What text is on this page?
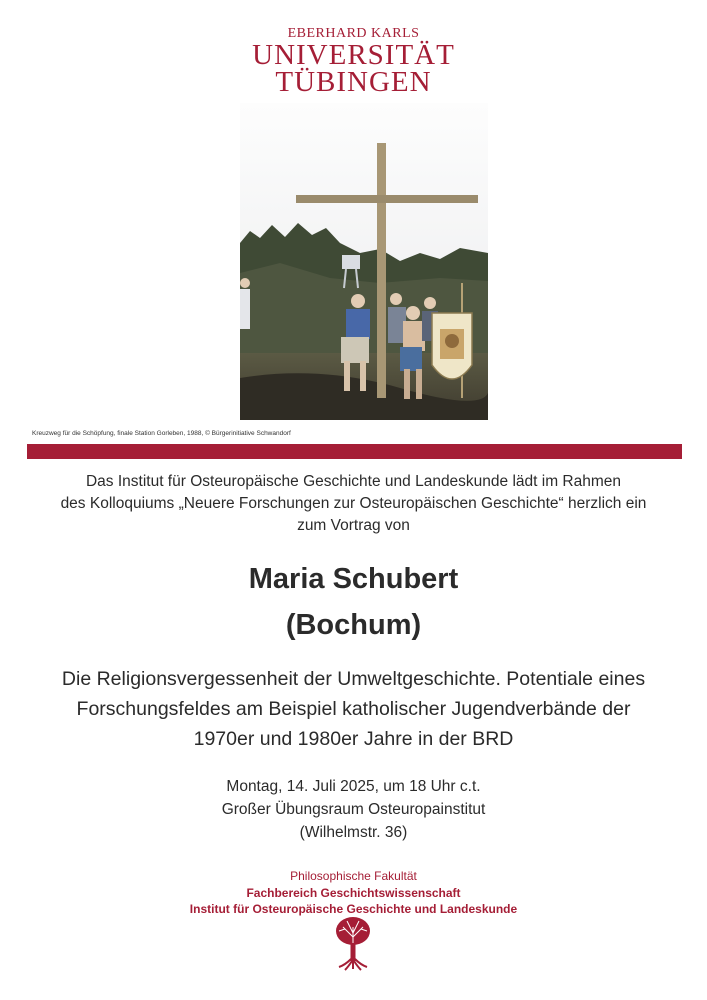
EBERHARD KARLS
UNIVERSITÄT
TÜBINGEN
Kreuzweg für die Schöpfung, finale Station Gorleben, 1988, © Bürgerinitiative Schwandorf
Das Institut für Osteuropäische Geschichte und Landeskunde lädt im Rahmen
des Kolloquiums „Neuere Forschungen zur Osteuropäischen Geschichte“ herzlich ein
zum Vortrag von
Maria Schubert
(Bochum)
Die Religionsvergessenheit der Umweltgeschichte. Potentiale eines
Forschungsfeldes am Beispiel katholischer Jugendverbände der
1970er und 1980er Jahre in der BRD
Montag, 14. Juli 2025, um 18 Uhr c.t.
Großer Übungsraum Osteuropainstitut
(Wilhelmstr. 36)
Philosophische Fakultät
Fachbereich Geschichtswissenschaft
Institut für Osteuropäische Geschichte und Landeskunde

==

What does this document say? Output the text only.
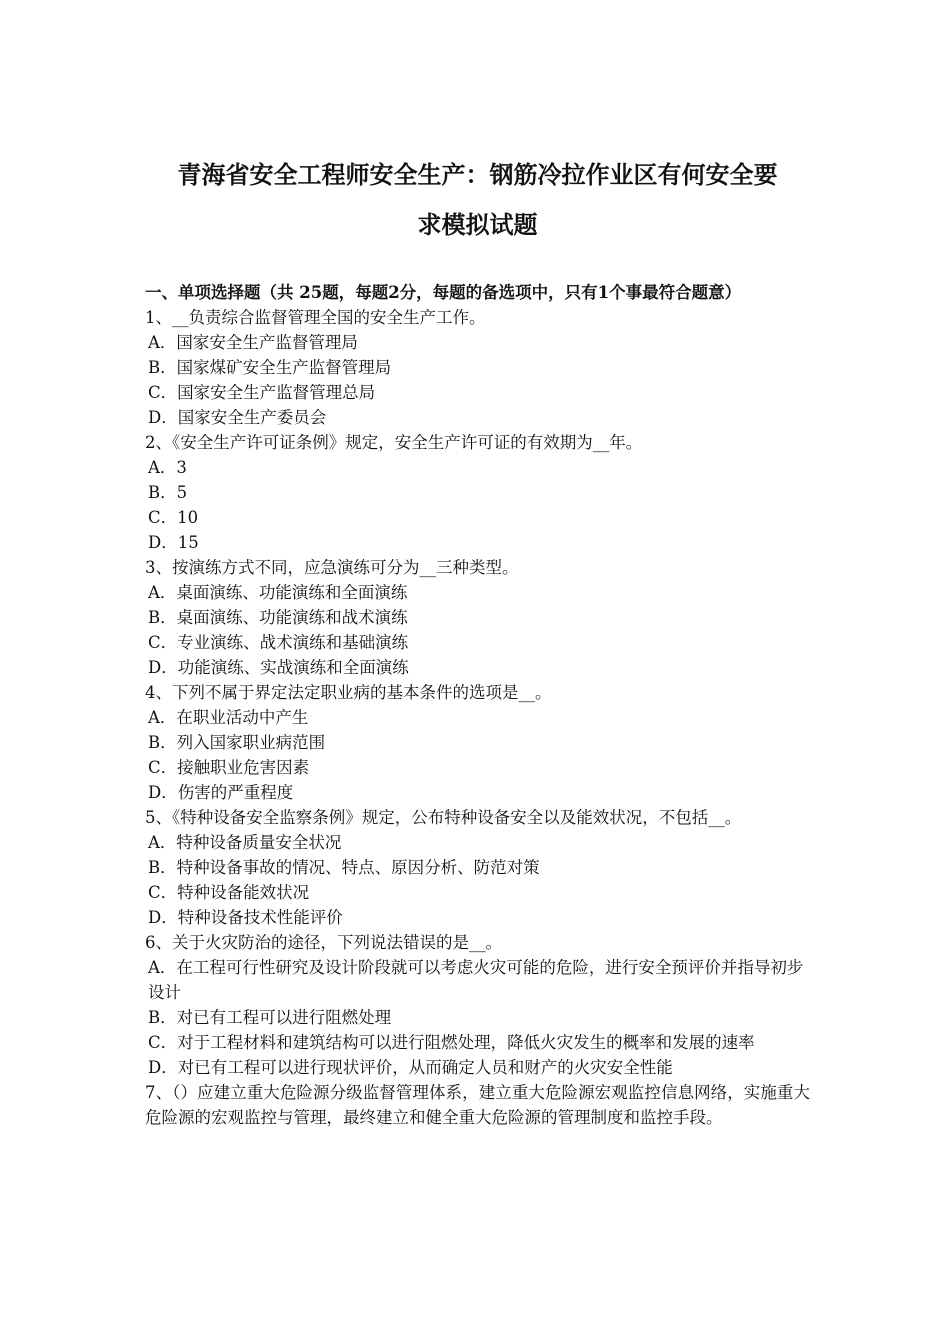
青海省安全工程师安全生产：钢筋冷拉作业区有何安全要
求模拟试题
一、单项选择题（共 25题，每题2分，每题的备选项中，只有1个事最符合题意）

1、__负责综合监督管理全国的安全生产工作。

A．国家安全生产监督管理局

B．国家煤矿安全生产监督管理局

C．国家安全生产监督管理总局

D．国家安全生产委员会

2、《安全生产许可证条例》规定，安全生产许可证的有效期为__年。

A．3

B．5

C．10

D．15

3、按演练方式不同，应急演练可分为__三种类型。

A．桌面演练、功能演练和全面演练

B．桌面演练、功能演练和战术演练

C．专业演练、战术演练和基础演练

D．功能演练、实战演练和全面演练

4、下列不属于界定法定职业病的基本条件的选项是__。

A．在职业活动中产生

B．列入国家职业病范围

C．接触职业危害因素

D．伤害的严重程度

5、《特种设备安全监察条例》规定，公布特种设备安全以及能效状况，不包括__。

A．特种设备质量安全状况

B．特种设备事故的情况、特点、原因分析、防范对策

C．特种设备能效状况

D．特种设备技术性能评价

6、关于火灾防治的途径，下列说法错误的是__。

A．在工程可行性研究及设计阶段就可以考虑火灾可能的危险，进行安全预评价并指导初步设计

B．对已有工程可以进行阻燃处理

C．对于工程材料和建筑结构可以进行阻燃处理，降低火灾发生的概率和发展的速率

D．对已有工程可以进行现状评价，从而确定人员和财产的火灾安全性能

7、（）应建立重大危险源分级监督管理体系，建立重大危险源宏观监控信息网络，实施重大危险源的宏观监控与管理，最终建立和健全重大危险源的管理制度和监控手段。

[CHALLENGE]
The answer should be a single number: the count of lines in the data that include the string "Landeskunde".

[RESPONSE BELOW]
2